SUPPLIED RECORDS ->
__________

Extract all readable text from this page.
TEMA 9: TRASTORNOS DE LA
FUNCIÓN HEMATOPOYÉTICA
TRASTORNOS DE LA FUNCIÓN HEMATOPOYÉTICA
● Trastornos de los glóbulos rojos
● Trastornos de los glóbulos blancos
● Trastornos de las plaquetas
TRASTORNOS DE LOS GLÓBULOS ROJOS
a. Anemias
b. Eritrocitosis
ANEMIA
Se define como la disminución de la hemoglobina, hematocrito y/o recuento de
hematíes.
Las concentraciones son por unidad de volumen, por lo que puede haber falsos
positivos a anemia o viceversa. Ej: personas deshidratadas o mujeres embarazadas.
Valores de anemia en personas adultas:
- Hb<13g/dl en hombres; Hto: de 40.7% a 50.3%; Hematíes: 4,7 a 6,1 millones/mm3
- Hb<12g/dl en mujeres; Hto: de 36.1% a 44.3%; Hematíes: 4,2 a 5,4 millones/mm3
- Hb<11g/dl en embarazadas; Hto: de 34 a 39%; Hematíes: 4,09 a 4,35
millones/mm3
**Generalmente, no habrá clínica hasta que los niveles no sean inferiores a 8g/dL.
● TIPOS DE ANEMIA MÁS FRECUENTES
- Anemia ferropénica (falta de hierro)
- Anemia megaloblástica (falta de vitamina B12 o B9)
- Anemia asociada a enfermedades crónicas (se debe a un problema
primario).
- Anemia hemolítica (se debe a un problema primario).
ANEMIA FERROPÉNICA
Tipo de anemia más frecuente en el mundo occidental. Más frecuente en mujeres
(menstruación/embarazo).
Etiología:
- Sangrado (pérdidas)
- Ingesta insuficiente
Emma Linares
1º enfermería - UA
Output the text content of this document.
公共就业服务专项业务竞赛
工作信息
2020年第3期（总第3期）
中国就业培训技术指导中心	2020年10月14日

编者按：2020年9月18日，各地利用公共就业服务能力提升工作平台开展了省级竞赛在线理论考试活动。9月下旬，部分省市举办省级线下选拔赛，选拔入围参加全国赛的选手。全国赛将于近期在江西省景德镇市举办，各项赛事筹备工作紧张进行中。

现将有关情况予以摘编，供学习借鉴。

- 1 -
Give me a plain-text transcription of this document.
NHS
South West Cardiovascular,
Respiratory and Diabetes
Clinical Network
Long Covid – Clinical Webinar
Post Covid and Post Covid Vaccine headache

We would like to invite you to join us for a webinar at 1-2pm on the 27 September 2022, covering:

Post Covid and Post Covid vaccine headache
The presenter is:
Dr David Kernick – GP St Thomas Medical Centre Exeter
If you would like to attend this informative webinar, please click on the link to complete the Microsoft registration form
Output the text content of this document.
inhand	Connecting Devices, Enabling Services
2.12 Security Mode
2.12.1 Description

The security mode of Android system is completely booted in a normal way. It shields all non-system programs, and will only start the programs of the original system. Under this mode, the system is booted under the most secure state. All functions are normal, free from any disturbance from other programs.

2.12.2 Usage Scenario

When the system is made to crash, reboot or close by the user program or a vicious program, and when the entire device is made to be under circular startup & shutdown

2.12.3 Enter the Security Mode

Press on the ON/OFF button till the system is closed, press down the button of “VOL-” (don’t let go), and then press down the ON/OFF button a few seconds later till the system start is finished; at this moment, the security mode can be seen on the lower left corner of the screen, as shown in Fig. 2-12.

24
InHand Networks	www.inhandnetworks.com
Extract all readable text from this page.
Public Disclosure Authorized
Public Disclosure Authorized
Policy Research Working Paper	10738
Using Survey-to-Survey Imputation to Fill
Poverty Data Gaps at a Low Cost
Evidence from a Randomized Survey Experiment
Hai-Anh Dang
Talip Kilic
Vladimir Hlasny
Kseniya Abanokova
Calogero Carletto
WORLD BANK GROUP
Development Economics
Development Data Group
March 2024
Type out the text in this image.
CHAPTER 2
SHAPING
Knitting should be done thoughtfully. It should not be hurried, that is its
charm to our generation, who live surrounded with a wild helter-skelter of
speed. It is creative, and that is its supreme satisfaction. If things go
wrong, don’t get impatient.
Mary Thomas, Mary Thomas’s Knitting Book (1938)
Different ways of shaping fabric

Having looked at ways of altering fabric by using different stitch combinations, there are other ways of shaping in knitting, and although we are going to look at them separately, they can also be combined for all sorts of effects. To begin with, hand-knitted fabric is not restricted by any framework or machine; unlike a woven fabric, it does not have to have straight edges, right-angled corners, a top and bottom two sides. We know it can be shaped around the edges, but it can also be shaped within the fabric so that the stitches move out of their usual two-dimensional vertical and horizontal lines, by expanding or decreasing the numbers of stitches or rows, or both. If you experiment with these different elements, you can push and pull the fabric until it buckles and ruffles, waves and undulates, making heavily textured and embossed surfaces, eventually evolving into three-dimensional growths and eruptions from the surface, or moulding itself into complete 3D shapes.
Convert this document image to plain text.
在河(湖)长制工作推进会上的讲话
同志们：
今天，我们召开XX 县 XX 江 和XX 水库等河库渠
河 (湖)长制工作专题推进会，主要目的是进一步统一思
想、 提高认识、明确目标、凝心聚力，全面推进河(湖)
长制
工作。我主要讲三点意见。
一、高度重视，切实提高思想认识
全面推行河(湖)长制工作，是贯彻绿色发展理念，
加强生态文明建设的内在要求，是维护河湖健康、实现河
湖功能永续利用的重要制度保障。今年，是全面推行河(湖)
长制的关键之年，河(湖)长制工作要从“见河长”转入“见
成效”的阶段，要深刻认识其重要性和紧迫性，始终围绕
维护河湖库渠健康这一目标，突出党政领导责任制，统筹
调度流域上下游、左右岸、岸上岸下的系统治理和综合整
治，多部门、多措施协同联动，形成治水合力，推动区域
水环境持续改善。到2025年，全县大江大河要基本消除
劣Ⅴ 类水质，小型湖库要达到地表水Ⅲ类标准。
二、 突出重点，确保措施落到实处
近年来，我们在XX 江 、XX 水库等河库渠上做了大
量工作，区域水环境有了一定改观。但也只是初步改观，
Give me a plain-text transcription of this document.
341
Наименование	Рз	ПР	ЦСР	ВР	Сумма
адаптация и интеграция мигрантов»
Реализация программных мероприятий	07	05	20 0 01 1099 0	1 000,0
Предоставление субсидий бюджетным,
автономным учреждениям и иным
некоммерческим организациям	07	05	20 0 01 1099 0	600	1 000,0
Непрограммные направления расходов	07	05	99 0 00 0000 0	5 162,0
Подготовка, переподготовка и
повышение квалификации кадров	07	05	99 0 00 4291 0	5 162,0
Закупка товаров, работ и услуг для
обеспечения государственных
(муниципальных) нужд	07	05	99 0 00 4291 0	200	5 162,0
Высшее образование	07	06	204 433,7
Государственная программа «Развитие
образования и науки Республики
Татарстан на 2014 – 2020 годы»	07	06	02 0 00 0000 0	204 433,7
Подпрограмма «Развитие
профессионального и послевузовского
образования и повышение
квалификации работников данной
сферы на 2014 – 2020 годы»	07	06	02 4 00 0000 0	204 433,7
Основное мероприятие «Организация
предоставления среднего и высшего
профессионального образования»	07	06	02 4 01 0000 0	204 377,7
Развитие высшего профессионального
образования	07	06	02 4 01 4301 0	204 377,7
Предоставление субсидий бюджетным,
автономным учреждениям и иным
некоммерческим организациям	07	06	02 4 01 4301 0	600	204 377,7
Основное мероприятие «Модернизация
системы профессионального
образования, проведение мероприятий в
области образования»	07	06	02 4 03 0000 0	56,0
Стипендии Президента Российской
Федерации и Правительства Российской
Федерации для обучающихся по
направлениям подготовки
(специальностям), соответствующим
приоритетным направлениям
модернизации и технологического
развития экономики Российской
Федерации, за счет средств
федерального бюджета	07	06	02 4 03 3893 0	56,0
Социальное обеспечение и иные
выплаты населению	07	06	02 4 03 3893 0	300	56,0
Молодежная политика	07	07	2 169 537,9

__________

TASK STATEMENT -> Scan the data above and copy every line with "мероприятие" in it.

RESPONSE BELOW ->
Основное мероприятие «Организация
Основное мероприятие «Модернизация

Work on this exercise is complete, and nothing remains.